_Given exercise_: Reproduce the records below exactly as they appear.

Part of a data file:
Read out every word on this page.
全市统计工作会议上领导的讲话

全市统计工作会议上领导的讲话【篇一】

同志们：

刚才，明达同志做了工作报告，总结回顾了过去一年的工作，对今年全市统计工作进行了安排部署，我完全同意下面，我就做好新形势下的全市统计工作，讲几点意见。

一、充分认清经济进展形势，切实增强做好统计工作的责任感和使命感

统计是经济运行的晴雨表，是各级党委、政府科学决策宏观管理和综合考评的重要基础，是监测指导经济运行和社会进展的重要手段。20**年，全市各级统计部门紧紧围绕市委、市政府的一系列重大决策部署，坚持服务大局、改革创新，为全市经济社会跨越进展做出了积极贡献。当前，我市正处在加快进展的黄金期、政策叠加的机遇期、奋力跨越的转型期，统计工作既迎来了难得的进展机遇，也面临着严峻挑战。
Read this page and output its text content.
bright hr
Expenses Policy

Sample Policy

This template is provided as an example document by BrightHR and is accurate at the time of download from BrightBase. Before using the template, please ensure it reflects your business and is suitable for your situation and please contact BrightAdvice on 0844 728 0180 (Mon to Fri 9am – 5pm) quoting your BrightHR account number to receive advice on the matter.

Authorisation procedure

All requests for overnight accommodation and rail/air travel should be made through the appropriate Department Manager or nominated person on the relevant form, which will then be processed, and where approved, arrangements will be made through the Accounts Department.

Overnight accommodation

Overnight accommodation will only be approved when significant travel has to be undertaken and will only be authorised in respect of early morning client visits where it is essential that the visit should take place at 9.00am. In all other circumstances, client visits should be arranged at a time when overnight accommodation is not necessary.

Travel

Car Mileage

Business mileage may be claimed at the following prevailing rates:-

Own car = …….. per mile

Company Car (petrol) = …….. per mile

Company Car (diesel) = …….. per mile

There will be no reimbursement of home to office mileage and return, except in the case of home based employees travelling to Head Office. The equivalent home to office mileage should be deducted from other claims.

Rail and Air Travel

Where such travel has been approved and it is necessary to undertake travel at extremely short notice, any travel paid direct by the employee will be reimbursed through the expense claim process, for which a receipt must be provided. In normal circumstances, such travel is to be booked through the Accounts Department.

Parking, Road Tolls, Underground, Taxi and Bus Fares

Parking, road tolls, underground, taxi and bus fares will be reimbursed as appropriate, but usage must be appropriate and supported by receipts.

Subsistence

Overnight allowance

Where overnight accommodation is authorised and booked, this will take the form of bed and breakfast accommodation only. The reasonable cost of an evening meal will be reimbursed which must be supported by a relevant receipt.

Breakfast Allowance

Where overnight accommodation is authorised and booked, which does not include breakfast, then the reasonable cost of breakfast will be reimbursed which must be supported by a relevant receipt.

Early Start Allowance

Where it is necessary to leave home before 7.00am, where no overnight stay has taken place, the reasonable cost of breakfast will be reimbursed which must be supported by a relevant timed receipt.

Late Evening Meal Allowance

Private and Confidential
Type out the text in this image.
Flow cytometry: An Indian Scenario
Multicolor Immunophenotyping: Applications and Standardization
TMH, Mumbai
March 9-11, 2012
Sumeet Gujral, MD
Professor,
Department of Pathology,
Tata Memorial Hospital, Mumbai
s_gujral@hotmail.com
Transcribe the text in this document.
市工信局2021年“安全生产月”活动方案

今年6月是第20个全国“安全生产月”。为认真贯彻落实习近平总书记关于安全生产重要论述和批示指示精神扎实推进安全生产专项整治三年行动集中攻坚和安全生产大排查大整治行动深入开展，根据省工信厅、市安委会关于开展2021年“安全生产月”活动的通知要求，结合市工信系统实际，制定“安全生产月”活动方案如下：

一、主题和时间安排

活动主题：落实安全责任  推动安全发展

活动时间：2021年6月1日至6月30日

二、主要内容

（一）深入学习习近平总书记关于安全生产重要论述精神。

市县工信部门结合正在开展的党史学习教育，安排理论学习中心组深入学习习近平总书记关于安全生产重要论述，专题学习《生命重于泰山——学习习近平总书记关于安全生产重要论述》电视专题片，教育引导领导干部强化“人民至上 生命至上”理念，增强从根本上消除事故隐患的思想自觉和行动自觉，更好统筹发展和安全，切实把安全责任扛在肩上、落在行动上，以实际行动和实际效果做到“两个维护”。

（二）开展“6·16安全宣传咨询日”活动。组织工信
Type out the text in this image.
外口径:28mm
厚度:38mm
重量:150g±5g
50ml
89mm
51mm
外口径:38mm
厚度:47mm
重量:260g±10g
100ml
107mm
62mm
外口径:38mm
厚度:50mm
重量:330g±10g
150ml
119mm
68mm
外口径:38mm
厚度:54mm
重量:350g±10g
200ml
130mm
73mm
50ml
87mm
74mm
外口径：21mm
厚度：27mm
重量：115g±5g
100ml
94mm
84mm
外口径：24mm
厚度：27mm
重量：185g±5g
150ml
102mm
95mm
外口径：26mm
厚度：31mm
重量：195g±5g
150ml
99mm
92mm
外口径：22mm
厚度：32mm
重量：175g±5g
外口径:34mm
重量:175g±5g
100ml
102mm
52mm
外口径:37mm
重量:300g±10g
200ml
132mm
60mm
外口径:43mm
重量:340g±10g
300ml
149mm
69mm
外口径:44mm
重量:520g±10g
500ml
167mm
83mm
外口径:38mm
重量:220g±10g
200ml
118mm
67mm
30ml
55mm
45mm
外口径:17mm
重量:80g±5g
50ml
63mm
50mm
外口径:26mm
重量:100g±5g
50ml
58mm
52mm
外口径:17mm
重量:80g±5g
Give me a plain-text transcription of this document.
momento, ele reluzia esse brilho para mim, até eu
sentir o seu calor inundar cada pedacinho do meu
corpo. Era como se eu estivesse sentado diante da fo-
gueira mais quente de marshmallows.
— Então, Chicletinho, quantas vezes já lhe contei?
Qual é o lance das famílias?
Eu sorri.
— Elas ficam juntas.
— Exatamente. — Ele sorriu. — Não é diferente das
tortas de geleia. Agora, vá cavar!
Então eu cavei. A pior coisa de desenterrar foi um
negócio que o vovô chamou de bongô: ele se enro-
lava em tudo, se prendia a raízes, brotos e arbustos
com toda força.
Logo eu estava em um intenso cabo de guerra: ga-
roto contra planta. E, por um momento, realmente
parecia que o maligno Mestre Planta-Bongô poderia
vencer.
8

_Complete response_:
Read out every word on this page.
全市统计工作会议上领导的讲话

全市统计工作会议上领导的讲话【篇一】

同志们：

刚才，明达同志做了工作报告，总结回顾了过去一年的工作，对今年全市统计工作进行了安排部署，我完全同意下面，我就做好新形势下的全市统计工作，讲几点意见。

一、充分认清经济进展形势，切实增强做好统计工作的责任感和使命感

统计是经济运行的晴雨表，是各级党委、政府科学决策宏观管理和综合考评的重要基础，是监测指导经济运行和社会进展的重要手段。20**年，全市各级统计部门紧紧围绕市委、市政府的一系列重大决策部署，坚持服务大局、改革创新，为全市经济社会跨越进展做出了积极贡献。当前，我市正处在加快进展的黄金期、政策叠加的机遇期、奋力跨越的转型期，统计工作既迎来了难得的进展机遇，也面临着严峻挑战。
Read this page and output its text content.
bright hr
Expenses Policy

Sample Policy

This template is provided as an example document by BrightHR and is accurate at the time of download from BrightBase. Before using the template, please ensure it reflects your business and is suitable for your situation and please contact BrightAdvice on 0844 728 0180 (Mon to Fri 9am – 5pm) quoting your BrightHR account number to receive advice on the matter.

Authorisation procedure

All requests for overnight accommodation and rail/air travel should be made through the appropriate Department Manager or nominated person on the relevant form, which will then be processed, and where approved, arrangements will be made through the Accounts Department.

Overnight accommodation

Overnight accommodation will only be approved when significant travel has to be undertaken and will only be authorised in respect of early morning client visits where it is essential that the visit should take place at 9.00am. In all other circumstances, client visits should be arranged at a time when overnight accommodation is not necessary.

Travel

Car Mileage

Business mileage may be claimed at the following prevailing rates:-

Own car = …….. per mile

Company Car (petrol) = …….. per mile

Company Car (diesel) = …….. per mile

There will be no reimbursement of home to office mileage and return, except in the case of home based employees travelling to Head Office. The equivalent home to office mileage should be deducted from other claims.

Rail and Air Travel

Where such travel has been approved and it is necessary to undertake travel at extremely short notice, any travel paid direct by the employee will be reimbursed through the expense claim process, for which a receipt must be provided. In normal circumstances, such travel is to be booked through the Accounts Department.

Parking, Road Tolls, Underground, Taxi and Bus Fares

Parking, road tolls, underground, taxi and bus fares will be reimbursed as appropriate, but usage must be appropriate and supported by receipts.

Subsistence

Overnight allowance

Where overnight accommodation is authorised and booked, this will take the form of bed and breakfast accommodation only. The reasonable cost of an evening meal will be reimbursed which must be supported by a relevant receipt.

Breakfast Allowance

Where overnight accommodation is authorised and booked, which does not include breakfast, then the reasonable cost of breakfast will be reimbursed which must be supported by a relevant receipt.

Early Start Allowance

Where it is necessary to leave home before 7.00am, where no overnight stay has taken place, the reasonable cost of breakfast will be reimbursed which must be supported by a relevant timed receipt.

Late Evening Meal Allowance

Private and Confidential
Type out the text in this image.
Flow cytometry: An Indian Scenario
Multicolor Immunophenotyping: Applications and Standardization
TMH, Mumbai
March 9-11, 2012
Sumeet Gujral, MD
Professor,
Department of Pathology,
Tata Memorial Hospital, Mumbai
s_gujral@hotmail.com
Transcribe the text in this document.
市工信局2021年“安全生产月”活动方案

今年6月是第20个全国“安全生产月”。为认真贯彻落实习近平总书记关于安全生产重要论述和批示指示精神扎实推进安全生产专项整治三年行动集中攻坚和安全生产大排查大整治行动深入开展，根据省工信厅、市安委会关于开展2021年“安全生产月”活动的通知要求，结合市工信系统实际，制定“安全生产月”活动方案如下：

一、主题和时间安排

活动主题：落实安全责任  推动安全发展

活动时间：2021年6月1日至6月30日

二、主要内容

（一）深入学习习近平总书记关于安全生产重要论述精神。

市县工信部门结合正在开展的党史学习教育，安排理论学习中心组深入学习习近平总书记关于安全生产重要论述，专题学习《生命重于泰山——学习习近平总书记关于安全生产重要论述》电视专题片，教育引导领导干部强化“人民至上 生命至上”理念，增强从根本上消除事故隐患的思想自觉和行动自觉，更好统筹发展和安全，切实把安全责任扛在肩上、落在行动上，以实际行动和实际效果做到“两个维护”。

（二）开展“6·16安全宣传咨询日”活动。组织工信
Type out the text in this image.
外口径:28mm
厚度:38mm
重量:150g±5g
50ml
89mm
51mm
外口径:38mm
厚度:47mm
重量:260g±10g
100ml
107mm
62mm
外口径:38mm
厚度:50mm
重量:330g±10g
150ml
119mm
68mm
外口径:38mm
厚度:54mm
重量:350g±10g
200ml
130mm
73mm
50ml
87mm
74mm
外口径：21mm
厚度：27mm
重量：115g±5g
100ml
94mm
84mm
外口径：24mm
厚度：27mm
重量：185g±5g
150ml
102mm
95mm
外口径：26mm
厚度：31mm
重量：195g±5g
150ml
99mm
92mm
外口径：22mm
厚度：32mm
重量：175g±5g
外口径:34mm
重量:175g±5g
100ml
102mm
52mm
外口径:37mm
重量:300g±10g
200ml
132mm
60mm
外口径:43mm
重量:340g±10g
300ml
149mm
69mm
外口径:44mm
重量:520g±10g
500ml
167mm
83mm
外口径:38mm
重量:220g±10g
200ml
118mm
67mm
30ml
55mm
45mm
外口径:17mm
重量:80g±5g
50ml
63mm
50mm
外口径:26mm
重量:100g±5g
50ml
58mm
52mm
外口径:17mm
重量:80g±5g
Give me a plain-text transcription of this document.
momento, ele reluzia esse brilho para mim, até eu
sentir o seu calor inundar cada pedacinho do meu
corpo. Era como se eu estivesse sentado diante da fo-
gueira mais quente de marshmallows.
— Então, Chicletinho, quantas vezes já lhe contei?
Qual é o lance das famílias?
Eu sorri.
— Elas ficam juntas.
— Exatamente. — Ele sorriu. — Não é diferente das
tortas de geleia. Agora, vá cavar!
Então eu cavei. A pior coisa de desenterrar foi um
negócio que o vovô chamou de bongô: ele se enro-
lava em tudo, se prendia a raízes, brotos e arbustos
com toda força.
Logo eu estava em um intenso cabo de guerra: ga-
roto contra planta. E, por um momento, realmente
parecia que o maligno Mestre Planta-Bongô poderia
vencer.
8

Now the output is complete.